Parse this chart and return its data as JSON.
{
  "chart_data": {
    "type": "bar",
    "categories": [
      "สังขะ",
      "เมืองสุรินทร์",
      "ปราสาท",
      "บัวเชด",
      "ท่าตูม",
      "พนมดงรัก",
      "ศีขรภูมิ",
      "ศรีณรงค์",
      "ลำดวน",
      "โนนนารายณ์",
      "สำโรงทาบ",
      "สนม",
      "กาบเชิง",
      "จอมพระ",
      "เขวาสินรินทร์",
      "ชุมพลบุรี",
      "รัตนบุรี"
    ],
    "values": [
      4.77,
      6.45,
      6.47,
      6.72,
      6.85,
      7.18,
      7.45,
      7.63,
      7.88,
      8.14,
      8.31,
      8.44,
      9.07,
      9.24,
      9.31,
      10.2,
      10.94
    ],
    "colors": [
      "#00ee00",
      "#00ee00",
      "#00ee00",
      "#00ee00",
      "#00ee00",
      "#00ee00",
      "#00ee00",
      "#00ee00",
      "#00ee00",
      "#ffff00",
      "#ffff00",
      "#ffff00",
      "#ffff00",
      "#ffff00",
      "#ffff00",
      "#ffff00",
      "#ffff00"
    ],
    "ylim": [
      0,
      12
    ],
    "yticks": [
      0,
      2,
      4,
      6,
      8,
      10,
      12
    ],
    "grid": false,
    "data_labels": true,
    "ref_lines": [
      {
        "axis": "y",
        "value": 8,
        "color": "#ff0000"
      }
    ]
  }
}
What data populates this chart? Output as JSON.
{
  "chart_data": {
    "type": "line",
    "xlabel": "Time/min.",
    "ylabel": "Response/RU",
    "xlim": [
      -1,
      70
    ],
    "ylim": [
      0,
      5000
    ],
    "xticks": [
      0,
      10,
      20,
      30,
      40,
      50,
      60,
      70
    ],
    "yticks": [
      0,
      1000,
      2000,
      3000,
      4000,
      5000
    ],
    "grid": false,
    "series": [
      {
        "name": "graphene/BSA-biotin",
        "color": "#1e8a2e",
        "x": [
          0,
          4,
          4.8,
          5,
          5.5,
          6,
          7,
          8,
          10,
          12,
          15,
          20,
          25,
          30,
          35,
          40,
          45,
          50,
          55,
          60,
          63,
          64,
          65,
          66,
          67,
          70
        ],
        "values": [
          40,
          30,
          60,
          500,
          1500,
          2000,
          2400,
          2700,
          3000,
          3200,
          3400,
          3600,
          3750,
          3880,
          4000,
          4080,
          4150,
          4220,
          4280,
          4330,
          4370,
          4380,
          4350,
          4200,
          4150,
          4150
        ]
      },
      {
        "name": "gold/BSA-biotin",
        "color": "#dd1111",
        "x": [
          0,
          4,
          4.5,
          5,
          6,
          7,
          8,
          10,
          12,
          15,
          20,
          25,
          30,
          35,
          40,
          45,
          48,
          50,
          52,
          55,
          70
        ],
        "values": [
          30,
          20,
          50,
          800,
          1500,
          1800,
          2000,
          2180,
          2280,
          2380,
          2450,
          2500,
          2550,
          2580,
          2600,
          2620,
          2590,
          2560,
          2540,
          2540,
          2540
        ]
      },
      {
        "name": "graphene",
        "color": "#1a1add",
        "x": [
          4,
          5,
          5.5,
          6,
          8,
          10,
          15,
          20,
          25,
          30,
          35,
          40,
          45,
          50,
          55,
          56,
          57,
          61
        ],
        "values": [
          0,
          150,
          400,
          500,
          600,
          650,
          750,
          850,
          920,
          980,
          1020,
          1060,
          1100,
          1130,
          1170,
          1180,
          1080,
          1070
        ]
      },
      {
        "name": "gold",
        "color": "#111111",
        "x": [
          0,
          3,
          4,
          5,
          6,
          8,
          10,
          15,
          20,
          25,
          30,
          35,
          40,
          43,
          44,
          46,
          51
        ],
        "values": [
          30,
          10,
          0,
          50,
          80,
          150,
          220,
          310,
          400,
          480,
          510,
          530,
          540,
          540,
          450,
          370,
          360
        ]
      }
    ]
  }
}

※

Copy every line verbatim.

Parse this chart and return its data as JSON.
{
  "chart_data": {
    "type": "bar",
    "categories": [
      "สังขะ",
      "เมืองสุรินทร์",
      "ปราสาท",
      "บัวเชด",
      "ท่าตูม",
      "พนมดงรัก",
      "ศีขรภูมิ",
      "ศรีณรงค์",
      "ลำดวน",
      "โนนนารายณ์",
      "สำโรงทาบ",
      "สนม",
      "กาบเชิง",
      "จอมพระ",
      "เขวาสินรินทร์",
      "ชุมพลบุรี",
      "รัตนบุรี"
    ],
    "values": [
      4.77,
      6.45,
      6.47,
      6.72,
      6.85,
      7.18,
      7.45,
      7.63,
      7.88,
      8.14,
      8.31,
      8.44,
      9.07,
      9.24,
      9.31,
      10.2,
      10.94
    ],
    "colors": [
      "#00ee00",
      "#00ee00",
      "#00ee00",
      "#00ee00",
      "#00ee00",
      "#00ee00",
      "#00ee00",
      "#00ee00",
      "#00ee00",
      "#ffff00",
      "#ffff00",
      "#ffff00",
      "#ffff00",
      "#ffff00",
      "#ffff00",
      "#ffff00",
      "#ffff00"
    ],
    "ylim": [
      0,
      12
    ],
    "yticks": [
      0,
      2,
      4,
      6,
      8,
      10,
      12
    ],
    "grid": false,
    "data_labels": true,
    "ref_lines": [
      {
        "axis": "y",
        "value": 8,
        "color": "#ff0000"
      }
    ]
  }
}
What data populates this chart? Output as JSON.
{
  "chart_data": {
    "type": "line",
    "xlabel": "Time/min.",
    "ylabel": "Response/RU",
    "xlim": [
      -1,
      70
    ],
    "ylim": [
      0,
      5000
    ],
    "xticks": [
      0,
      10,
      20,
      30,
      40,
      50,
      60,
      70
    ],
    "yticks": [
      0,
      1000,
      2000,
      3000,
      4000,
      5000
    ],
    "grid": false,
    "series": [
      {
        "name": "graphene/BSA-biotin",
        "color": "#1e8a2e",
        "x": [
          0,
          4,
          4.8,
          5,
          5.5,
          6,
          7,
          8,
          10,
          12,
          15,
          20,
          25,
          30,
          35,
          40,
          45,
          50,
          55,
          60,
          63,
          64,
          65,
          66,
          67,
          70
        ],
        "values": [
          40,
          30,
          60,
          500,
          1500,
          2000,
          2400,
          2700,
          3000,
          3200,
          3400,
          3600,
          3750,
          3880,
          4000,
          4080,
          4150,
          4220,
          4280,
          4330,
          4370,
          4380,
          4350,
          4200,
          4150,
          4150
        ]
      },
      {
        "name": "gold/BSA-biotin",
        "color": "#dd1111",
        "x": [
          0,
          4,
          4.5,
          5,
          6,
          7,
          8,
          10,
          12,
          15,
          20,
          25,
          30,
          35,
          40,
          45,
          48,
          50,
          52,
          55,
          70
        ],
        "values": [
          30,
          20,
          50,
          800,
          1500,
          1800,
          2000,
          2180,
          2280,
          2380,
          2450,
          2500,
          2550,
          2580,
          2600,
          2620,
          2590,
          2560,
          2540,
          2540,
          2540
        ]
      },
      {
        "name": "graphene",
        "color": "#1a1add",
        "x": [
          4,
          5,
          5.5,
          6,
          8,
          10,
          15,
          20,
          25,
          30,
          35,
          40,
          45,
          50,
          55,
          56,
          57,
          61
        ],
        "values": [
          0,
          150,
          400,
          500,
          600,
          650,
          750,
          850,
          920,
          980,
          1020,
          1060,
          1100,
          1130,
          1170,
          1180,
          1080,
          1070
        ]
      },
      {
        "name": "gold",
        "color": "#111111",
        "x": [
          0,
          3,
          4,
          5,
          6,
          8,
          10,
          15,
          20,
          25,
          30,
          35,
          40,
          43,
          44,
          46,
          51
        ],
        "values": [
          30,
          10,
          0,
          50,
          80,
          150,
          220,
          310,
          400,
          480,
          510,
          530,
          540,
          540,
          450,
          370,
          360
        ]
      }
    ]
  }
}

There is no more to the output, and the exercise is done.